- Data provided:
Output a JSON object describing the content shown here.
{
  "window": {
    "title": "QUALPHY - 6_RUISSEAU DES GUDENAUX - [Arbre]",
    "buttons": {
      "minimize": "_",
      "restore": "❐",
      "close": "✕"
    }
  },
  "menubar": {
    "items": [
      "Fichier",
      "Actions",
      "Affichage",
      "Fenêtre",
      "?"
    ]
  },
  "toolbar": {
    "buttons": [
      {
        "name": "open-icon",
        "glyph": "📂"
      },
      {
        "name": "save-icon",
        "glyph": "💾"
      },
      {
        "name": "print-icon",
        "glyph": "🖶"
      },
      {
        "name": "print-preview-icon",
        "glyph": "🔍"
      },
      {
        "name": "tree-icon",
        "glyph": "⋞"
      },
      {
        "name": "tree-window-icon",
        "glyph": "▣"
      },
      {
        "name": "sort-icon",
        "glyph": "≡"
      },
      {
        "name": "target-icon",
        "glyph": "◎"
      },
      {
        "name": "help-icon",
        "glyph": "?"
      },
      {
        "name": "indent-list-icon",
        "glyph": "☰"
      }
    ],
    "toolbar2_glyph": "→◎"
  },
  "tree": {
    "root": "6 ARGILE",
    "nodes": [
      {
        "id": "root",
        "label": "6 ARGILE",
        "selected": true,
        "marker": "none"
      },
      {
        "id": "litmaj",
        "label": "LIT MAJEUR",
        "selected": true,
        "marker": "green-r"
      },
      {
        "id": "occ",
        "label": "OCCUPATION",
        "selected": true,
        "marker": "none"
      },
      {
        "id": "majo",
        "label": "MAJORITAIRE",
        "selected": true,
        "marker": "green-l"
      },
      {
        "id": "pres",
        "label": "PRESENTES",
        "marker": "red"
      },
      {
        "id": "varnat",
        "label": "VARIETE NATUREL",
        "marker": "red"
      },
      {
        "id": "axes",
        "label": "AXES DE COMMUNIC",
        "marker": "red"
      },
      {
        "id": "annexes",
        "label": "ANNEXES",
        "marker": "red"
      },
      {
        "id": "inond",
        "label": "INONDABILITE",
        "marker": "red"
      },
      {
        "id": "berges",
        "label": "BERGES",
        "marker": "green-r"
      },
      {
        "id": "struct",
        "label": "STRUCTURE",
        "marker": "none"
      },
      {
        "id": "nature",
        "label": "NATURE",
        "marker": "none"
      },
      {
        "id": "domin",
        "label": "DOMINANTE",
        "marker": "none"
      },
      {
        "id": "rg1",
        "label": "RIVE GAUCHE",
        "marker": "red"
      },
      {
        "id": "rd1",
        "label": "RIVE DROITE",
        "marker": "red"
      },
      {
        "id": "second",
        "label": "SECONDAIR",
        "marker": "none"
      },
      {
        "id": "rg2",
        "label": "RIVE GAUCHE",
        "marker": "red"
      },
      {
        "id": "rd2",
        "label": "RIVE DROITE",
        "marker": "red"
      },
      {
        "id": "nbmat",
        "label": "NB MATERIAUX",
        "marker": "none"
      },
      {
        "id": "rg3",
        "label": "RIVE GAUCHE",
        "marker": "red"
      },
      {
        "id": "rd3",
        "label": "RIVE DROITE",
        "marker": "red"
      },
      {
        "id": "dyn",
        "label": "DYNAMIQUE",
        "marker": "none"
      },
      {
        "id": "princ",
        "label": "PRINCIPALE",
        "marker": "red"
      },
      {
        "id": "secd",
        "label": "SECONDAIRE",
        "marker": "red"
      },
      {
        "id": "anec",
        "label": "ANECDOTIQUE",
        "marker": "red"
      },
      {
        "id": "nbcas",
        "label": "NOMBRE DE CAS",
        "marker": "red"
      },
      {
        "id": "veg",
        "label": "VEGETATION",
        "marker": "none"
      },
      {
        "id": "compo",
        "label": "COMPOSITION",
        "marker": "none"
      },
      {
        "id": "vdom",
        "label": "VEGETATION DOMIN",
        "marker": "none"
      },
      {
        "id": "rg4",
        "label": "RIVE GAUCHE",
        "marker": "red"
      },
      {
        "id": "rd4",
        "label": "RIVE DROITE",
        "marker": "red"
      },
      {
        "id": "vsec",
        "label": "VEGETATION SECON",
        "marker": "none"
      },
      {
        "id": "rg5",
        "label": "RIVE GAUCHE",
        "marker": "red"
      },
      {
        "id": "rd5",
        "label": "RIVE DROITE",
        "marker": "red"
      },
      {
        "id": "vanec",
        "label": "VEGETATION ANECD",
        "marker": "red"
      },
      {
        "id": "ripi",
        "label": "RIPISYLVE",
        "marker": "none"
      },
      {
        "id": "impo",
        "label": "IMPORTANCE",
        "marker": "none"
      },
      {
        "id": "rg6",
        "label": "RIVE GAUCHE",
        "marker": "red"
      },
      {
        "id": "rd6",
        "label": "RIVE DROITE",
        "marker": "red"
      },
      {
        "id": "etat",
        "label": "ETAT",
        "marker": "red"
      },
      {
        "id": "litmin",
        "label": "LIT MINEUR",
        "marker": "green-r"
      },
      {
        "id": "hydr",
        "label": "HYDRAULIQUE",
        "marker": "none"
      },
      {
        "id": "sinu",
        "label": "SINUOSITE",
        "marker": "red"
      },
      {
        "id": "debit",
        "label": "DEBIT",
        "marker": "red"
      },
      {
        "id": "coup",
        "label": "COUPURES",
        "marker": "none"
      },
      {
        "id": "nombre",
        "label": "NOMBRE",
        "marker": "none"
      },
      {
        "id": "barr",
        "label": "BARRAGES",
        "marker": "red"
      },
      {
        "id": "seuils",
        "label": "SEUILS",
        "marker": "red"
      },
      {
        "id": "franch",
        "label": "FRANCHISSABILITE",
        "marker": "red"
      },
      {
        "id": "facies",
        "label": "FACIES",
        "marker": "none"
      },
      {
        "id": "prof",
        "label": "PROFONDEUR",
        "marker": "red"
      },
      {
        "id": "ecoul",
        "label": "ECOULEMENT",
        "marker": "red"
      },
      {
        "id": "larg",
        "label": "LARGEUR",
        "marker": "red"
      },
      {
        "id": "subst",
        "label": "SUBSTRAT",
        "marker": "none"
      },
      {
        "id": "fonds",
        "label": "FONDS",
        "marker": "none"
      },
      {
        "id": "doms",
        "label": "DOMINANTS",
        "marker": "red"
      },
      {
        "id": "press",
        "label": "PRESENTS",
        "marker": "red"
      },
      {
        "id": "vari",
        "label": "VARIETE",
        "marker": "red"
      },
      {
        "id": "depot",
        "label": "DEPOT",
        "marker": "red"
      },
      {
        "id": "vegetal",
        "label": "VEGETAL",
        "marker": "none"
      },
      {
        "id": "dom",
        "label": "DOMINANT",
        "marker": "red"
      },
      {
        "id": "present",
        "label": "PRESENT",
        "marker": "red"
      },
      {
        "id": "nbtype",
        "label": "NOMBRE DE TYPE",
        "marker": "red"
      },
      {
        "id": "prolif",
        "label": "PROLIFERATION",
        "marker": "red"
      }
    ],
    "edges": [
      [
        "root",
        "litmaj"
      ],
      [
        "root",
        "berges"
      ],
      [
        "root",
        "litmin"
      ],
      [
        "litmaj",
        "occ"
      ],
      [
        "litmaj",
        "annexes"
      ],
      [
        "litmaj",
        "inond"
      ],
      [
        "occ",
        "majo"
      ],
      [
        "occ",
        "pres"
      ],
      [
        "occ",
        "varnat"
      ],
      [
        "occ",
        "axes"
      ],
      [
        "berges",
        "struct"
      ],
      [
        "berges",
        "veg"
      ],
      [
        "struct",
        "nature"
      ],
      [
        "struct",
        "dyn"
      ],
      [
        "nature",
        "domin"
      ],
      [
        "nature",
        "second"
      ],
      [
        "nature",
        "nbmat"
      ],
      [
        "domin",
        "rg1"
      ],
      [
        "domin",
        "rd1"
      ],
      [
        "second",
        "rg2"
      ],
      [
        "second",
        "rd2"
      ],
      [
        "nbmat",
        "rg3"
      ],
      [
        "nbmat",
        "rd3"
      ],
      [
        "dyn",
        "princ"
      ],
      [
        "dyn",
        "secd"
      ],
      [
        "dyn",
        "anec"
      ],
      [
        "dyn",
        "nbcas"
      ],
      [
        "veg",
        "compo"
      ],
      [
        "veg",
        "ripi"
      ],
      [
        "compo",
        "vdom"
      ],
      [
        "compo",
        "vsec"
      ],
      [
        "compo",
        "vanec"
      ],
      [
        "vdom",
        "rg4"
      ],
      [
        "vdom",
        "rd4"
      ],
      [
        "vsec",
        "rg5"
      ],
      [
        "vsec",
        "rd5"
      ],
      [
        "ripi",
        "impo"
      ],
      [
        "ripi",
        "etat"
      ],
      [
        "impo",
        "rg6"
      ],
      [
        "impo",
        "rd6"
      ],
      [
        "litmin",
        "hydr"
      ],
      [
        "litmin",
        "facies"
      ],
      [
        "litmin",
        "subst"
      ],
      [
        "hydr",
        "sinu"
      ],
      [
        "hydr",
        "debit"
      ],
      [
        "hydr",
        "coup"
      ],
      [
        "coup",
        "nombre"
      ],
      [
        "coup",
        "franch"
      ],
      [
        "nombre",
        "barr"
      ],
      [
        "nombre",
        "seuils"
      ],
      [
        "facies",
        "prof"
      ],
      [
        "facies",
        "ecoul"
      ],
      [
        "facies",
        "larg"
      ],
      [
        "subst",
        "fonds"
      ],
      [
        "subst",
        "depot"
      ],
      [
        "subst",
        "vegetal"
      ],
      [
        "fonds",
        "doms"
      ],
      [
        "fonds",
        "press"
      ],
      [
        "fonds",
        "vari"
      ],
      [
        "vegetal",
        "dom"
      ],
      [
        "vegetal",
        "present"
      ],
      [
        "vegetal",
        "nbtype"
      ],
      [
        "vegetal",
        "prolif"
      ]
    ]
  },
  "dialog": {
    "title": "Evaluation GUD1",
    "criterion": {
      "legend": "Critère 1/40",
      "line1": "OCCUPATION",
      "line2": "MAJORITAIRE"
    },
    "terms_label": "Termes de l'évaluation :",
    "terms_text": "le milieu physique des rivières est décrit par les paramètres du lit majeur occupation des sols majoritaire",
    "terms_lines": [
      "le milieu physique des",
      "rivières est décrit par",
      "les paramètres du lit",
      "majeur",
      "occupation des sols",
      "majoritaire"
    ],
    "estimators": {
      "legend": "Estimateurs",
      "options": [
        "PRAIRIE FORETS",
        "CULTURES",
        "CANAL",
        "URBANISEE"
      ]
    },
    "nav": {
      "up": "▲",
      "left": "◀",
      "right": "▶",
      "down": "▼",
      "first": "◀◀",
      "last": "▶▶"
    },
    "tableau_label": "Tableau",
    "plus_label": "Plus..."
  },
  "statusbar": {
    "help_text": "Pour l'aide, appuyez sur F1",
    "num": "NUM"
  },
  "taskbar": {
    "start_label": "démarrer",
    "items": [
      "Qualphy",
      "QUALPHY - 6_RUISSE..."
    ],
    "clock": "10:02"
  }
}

- Exercise goal: Check each line of the records for the word "milieu" and extract those that contain it.

- Worked solution:
    "terms_text": "le milieu physique des rivières est décrit par les paramètres du lit majeur occupation des sols majoritaire",
      "le milieu physique des",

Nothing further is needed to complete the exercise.